[Dataset records]
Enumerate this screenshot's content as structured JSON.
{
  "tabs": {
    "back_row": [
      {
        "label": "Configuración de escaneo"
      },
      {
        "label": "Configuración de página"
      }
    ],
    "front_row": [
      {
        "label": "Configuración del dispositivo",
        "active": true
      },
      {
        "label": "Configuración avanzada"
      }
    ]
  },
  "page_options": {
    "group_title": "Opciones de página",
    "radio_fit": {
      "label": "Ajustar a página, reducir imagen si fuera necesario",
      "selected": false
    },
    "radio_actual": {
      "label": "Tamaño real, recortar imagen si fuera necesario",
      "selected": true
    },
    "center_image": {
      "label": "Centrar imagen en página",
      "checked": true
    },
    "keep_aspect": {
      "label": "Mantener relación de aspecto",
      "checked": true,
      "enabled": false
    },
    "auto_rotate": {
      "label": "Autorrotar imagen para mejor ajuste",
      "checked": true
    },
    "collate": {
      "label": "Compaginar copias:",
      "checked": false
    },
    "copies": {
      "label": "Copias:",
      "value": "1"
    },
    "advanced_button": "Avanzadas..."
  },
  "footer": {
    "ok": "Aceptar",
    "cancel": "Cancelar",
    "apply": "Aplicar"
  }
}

◆ **Given task**
Of all the lines above, how many contain "false"? Give the number and nothing more.

◆ **Response to the exercise**
3